**What needs to be done**: Transcribe all of the material exactly. Any picture in it should be left out.

+++ Dataset

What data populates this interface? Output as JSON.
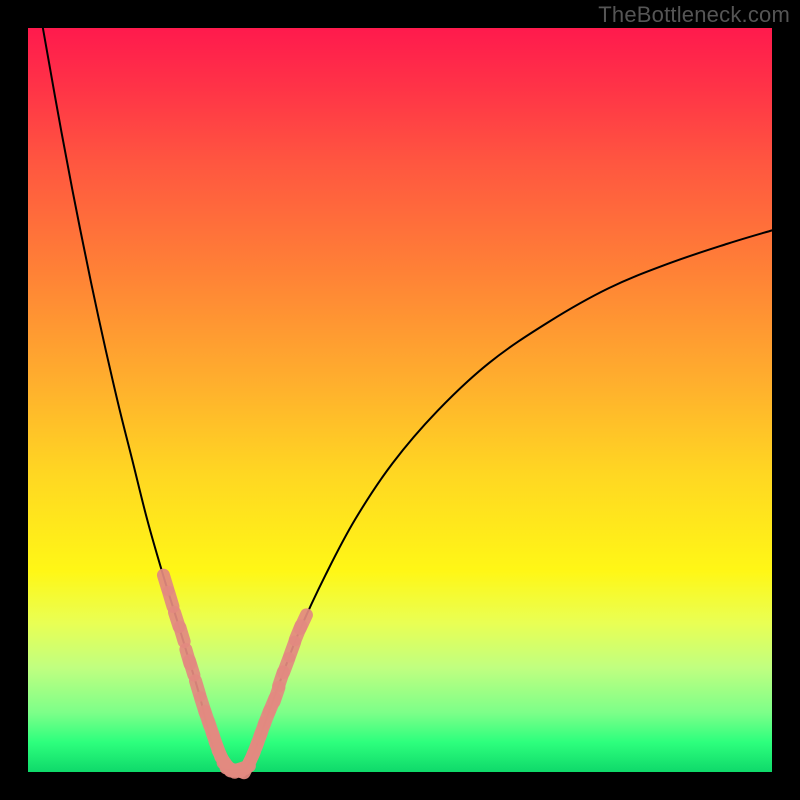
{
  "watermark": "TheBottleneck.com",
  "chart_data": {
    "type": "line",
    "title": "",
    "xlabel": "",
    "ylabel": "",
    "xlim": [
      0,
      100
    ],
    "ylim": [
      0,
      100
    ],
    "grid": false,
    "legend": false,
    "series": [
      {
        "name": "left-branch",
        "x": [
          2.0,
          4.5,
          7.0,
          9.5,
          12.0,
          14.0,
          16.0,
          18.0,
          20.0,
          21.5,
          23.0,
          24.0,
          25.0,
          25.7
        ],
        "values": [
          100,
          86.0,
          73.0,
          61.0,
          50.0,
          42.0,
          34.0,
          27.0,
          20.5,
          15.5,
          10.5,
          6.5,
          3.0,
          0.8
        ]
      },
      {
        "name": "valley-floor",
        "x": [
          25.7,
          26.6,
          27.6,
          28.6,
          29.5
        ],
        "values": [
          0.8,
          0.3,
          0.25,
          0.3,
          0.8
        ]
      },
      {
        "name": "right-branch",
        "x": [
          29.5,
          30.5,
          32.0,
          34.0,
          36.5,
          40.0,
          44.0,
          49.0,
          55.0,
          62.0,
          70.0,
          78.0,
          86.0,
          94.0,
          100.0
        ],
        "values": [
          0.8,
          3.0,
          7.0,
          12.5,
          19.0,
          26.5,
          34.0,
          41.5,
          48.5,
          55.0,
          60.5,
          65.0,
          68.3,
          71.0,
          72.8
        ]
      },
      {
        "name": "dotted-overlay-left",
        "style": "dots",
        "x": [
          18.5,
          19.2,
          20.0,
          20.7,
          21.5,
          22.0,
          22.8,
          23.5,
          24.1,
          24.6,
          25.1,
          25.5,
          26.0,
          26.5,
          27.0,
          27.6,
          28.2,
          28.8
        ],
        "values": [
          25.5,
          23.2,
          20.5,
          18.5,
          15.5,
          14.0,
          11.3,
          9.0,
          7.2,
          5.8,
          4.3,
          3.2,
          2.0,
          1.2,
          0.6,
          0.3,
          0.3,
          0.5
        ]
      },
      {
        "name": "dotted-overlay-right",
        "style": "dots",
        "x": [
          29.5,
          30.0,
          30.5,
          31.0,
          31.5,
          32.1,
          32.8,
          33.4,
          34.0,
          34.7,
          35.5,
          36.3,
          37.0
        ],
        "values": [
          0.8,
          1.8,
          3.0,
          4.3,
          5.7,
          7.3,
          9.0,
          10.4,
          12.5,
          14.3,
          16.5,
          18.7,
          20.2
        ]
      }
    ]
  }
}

++++++

**Exercise solution**:
What data populates this interface? Output as JSON.
{
  "watermark": "TheBottleneck.com",
  "chart_data": {
    "type": "line",
    "title": "",
    "xlabel": "",
    "ylabel": "",
    "xlim": [
      0,
      100
    ],
    "ylim": [
      0,
      100
    ],
    "grid": false,
    "legend": false,
    "series": [
      {
        "name": "left-branch",
        "x": [
          2.0,
          4.5,
          7.0,
          9.5,
          12.0,
          14.0,
          16.0,
          18.0,
          20.0,
          21.5,
          23.0,
          24.0,
          25.0,
          25.7
        ],
        "values": [
          100,
          86.0,
          73.0,
          61.0,
          50.0,
          42.0,
          34.0,
          27.0,
          20.5,
          15.5,
          10.5,
          6.5,
          3.0,
          0.8
        ]
      },
      {
        "name": "valley-floor",
        "x": [
          25.7,
          26.6,
          27.6,
          28.6,
          29.5
        ],
        "values": [
          0.8,
          0.3,
          0.25,
          0.3,
          0.8
        ]
      },
      {
        "name": "right-branch",
        "x": [
          29.5,
          30.5,
          32.0,
          34.0,
          36.5,
          40.0,
          44.0,
          49.0,
          55.0,
          62.0,
          70.0,
          78.0,
          86.0,
          94.0,
          100.0
        ],
        "values": [
          0.8,
          3.0,
          7.0,
          12.5,
          19.0,
          26.5,
          34.0,
          41.5,
          48.5,
          55.0,
          60.5,
          65.0,
          68.3,
          71.0,
          72.8
        ]
      },
      {
        "name": "dotted-overlay-left",
        "style": "dots",
        "x": [
          18.5,
          19.2,
          20.0,
          20.7,
          21.5,
          22.0,
          22.8,
          23.5,
          24.1,
          24.6,
          25.1,
          25.5,
          26.0,
          26.5,
          27.0,
          27.6,
          28.2,
          28.8
        ],
        "values": [
          25.5,
          23.2,
          20.5,
          18.5,
          15.5,
          14.0,
          11.3,
          9.0,
          7.2,
          5.8,
          4.3,
          3.2,
          2.0,
          1.2,
          0.6,
          0.3,
          0.3,
          0.5
        ]
      },
      {
        "name": "dotted-overlay-right",
        "style": "dots",
        "x": [
          29.5,
          30.0,
          30.5,
          31.0,
          31.5,
          32.1,
          32.8,
          33.4,
          34.0,
          34.7,
          35.5,
          36.3,
          37.0
        ],
        "values": [
          0.8,
          1.8,
          3.0,
          4.3,
          5.7,
          7.3,
          9.0,
          10.4,
          12.5,
          14.3,
          16.5,
          18.7,
          20.2
        ]
      }
    ]
  }
}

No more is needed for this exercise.